Where in the listing does the word "Entschädigung" appear? Report each line that holds it.

□ □ □ □ □ □ □

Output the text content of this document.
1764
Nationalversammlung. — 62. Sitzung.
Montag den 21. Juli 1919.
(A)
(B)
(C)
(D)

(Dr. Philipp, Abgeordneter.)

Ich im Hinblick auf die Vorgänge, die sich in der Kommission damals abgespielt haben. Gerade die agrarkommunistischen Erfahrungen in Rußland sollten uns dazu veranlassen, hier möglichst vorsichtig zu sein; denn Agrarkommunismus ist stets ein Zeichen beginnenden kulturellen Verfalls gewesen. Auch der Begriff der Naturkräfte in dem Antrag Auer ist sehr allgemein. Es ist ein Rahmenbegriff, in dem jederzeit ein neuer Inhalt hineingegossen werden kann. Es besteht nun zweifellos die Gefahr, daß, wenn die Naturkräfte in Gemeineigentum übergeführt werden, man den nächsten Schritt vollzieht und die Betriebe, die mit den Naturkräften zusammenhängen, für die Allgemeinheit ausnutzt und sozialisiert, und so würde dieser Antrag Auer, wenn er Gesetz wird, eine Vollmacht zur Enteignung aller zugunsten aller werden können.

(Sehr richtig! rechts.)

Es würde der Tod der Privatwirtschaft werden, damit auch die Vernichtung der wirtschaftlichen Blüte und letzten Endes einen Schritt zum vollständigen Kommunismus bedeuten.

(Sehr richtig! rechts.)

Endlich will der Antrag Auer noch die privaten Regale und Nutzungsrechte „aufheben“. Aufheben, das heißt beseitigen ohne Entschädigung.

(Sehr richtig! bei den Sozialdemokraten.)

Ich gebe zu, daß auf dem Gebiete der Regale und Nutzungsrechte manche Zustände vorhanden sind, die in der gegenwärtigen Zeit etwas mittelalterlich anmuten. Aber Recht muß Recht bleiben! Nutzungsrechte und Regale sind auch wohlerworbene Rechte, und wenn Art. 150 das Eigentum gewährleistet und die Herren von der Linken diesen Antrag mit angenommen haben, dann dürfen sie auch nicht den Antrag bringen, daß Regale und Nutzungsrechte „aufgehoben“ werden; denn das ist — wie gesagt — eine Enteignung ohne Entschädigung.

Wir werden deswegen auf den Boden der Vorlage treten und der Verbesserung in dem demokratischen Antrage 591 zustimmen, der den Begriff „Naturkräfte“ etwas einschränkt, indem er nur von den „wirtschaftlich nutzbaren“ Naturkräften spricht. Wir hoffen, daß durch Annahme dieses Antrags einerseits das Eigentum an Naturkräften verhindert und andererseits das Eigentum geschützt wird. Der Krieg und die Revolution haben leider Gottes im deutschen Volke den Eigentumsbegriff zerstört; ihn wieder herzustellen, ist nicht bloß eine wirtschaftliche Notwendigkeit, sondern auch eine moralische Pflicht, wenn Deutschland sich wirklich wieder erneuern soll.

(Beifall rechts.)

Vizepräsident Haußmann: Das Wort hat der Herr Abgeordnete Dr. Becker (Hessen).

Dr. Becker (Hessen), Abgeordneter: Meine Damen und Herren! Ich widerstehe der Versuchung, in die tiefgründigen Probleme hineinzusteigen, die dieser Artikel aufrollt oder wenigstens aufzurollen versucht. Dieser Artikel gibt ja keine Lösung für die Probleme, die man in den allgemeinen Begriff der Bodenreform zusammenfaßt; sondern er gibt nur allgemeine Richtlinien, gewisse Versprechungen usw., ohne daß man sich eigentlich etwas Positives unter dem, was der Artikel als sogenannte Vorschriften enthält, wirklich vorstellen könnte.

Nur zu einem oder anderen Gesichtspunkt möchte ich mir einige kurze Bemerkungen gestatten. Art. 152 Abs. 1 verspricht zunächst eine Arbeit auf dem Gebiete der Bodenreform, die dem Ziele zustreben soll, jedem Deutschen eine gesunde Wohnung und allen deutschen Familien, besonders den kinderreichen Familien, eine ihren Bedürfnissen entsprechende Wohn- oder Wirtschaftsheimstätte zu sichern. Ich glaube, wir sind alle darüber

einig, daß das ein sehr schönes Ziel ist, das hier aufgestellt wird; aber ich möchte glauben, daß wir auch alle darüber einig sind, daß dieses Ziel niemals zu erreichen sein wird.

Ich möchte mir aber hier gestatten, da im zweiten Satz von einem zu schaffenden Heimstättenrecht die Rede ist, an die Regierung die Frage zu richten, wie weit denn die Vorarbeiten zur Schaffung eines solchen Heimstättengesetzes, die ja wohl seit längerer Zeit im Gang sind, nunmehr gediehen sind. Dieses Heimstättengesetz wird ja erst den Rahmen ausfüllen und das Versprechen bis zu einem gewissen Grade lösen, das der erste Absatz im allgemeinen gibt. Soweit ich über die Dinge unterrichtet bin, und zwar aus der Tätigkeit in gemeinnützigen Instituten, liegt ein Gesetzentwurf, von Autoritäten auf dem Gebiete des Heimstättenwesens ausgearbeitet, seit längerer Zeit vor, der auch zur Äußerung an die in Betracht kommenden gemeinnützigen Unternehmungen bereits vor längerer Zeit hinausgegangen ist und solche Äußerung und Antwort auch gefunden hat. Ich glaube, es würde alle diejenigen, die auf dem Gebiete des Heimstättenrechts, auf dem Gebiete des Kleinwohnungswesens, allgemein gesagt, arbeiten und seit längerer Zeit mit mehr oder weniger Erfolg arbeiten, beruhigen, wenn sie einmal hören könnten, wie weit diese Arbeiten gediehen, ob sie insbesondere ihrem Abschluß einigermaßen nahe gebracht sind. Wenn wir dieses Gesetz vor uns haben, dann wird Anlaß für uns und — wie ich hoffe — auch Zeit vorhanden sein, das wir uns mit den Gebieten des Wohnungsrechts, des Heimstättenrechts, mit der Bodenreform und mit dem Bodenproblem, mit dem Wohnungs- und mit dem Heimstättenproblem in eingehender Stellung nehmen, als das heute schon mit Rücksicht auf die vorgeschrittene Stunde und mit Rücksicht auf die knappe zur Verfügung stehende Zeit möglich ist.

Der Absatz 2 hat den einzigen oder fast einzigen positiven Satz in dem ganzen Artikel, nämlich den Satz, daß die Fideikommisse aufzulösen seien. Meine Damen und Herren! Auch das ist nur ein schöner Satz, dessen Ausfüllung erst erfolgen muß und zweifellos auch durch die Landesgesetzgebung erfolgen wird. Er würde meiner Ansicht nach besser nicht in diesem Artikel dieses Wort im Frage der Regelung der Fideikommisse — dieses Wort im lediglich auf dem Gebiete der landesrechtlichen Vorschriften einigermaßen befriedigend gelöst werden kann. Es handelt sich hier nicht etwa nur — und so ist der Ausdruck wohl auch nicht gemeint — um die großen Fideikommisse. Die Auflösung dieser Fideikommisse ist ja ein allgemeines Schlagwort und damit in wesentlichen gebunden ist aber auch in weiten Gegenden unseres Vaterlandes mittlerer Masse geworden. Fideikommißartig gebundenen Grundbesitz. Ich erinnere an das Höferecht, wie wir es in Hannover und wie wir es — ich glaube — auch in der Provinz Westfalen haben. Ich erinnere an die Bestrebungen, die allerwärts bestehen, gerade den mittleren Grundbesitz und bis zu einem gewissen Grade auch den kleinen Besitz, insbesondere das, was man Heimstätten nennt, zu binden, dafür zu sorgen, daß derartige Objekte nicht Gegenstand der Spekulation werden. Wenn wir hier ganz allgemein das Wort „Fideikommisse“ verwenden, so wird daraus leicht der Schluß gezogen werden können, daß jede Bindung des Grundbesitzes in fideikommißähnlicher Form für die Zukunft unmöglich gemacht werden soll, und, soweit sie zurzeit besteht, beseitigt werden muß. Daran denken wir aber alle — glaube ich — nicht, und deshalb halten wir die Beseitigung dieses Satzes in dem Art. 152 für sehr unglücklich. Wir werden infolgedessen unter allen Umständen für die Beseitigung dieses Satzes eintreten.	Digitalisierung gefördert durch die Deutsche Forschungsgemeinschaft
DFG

□ □ □ □ □ □ □

Your response ::
Endlich will der Antrag Auer noch die privaten Regale und Nutzungsrechte „aufheben“. Aufheben, das heißt beseitigen ohne Entschädigung.
Ich gebe zu, daß auf dem Gebiete der Regale und Nutzungsrechte manche Zustände vorhanden sind, die in der gegenwärtigen Zeit etwas mittelalterlich anmuten. Aber Recht muß Recht bleiben! Nutzungsrechte und Regale sind auch wohlerworbene Rechte, und wenn Art. 150 das Eigentum gewährleistet und die Herren von der Linken diesen Antrag mit angenommen haben, dann dürfen sie auch nicht den Antrag bringen, daß Regale und Nutzungsrechte „aufgehoben“ werden; denn das ist — wie gesagt — eine Enteignung ohne Entschädigung.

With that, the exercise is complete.